What needs to be done =
Search the material for the string "page", then return every line where it is found.

□ □ □

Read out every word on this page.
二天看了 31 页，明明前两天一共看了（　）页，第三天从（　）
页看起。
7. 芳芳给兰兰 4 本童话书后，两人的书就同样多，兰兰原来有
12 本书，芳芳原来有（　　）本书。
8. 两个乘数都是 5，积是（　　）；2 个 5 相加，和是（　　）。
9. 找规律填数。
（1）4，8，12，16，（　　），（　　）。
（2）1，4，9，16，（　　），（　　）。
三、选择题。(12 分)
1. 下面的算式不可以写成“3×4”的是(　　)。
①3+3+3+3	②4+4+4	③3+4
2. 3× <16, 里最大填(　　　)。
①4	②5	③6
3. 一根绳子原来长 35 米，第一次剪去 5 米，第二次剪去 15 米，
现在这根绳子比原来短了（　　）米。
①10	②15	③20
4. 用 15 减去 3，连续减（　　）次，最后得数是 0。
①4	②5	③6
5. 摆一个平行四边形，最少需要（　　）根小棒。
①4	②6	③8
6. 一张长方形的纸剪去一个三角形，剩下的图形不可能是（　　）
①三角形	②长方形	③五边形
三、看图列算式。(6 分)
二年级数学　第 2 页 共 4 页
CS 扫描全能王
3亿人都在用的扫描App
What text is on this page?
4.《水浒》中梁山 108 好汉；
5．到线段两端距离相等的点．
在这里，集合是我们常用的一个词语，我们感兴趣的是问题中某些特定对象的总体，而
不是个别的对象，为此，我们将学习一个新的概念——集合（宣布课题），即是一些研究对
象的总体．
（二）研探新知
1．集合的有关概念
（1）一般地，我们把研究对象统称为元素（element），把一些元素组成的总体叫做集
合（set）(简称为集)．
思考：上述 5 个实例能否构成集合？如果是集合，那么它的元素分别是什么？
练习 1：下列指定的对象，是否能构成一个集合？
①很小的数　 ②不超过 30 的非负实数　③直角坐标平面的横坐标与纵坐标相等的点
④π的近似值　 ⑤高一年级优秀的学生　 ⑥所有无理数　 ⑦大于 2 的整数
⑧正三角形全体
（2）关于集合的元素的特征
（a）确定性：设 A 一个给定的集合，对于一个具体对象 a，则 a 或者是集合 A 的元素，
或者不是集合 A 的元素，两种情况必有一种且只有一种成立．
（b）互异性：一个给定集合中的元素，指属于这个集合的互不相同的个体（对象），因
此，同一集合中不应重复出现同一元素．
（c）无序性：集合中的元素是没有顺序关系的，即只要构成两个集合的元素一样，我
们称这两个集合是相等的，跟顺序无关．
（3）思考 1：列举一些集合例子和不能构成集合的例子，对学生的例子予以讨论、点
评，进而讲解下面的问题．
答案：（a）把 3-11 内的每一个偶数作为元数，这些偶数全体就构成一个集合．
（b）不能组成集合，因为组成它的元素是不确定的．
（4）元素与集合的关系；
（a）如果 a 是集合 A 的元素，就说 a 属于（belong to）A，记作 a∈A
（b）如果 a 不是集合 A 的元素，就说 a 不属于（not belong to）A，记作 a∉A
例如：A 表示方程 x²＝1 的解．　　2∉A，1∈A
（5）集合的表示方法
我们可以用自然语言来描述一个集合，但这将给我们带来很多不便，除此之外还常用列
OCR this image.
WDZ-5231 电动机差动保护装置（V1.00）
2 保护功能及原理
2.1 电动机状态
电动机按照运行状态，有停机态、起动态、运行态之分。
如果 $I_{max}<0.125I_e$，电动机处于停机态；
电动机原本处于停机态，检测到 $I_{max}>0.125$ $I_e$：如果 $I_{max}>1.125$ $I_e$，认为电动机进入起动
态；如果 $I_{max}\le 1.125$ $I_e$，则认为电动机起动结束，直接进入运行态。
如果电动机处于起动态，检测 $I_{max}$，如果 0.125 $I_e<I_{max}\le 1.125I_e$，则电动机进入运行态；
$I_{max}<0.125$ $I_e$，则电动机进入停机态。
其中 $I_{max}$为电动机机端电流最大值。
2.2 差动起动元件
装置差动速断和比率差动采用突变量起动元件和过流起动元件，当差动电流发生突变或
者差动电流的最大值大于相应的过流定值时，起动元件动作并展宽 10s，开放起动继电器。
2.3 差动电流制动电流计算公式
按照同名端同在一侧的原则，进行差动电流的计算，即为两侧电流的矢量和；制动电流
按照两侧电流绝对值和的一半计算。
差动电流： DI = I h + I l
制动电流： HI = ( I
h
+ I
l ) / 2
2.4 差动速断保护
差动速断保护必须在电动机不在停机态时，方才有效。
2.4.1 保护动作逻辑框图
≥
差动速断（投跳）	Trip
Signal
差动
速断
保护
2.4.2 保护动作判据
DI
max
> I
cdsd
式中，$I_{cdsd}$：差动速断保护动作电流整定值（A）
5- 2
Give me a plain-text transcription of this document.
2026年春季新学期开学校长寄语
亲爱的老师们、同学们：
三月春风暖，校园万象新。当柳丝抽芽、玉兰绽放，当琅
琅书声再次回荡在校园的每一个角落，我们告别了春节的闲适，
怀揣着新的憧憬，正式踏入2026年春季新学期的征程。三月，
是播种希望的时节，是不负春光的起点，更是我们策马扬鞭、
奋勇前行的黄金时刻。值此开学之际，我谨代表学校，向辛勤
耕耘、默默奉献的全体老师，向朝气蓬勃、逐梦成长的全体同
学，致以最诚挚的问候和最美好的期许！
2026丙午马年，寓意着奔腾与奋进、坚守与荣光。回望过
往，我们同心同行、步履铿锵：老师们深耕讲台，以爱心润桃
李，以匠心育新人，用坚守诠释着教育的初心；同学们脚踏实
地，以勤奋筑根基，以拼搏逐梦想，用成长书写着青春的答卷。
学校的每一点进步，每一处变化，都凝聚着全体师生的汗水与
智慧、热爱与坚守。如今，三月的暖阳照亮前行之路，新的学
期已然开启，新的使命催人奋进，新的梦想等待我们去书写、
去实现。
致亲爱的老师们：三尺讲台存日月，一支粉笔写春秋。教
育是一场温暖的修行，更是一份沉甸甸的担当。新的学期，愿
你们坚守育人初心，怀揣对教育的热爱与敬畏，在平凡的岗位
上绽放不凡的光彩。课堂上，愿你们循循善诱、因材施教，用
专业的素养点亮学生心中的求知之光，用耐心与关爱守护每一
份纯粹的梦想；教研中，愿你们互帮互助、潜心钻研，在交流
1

□ □ □

Reply =
Read out every word on this page.
What text is on this page?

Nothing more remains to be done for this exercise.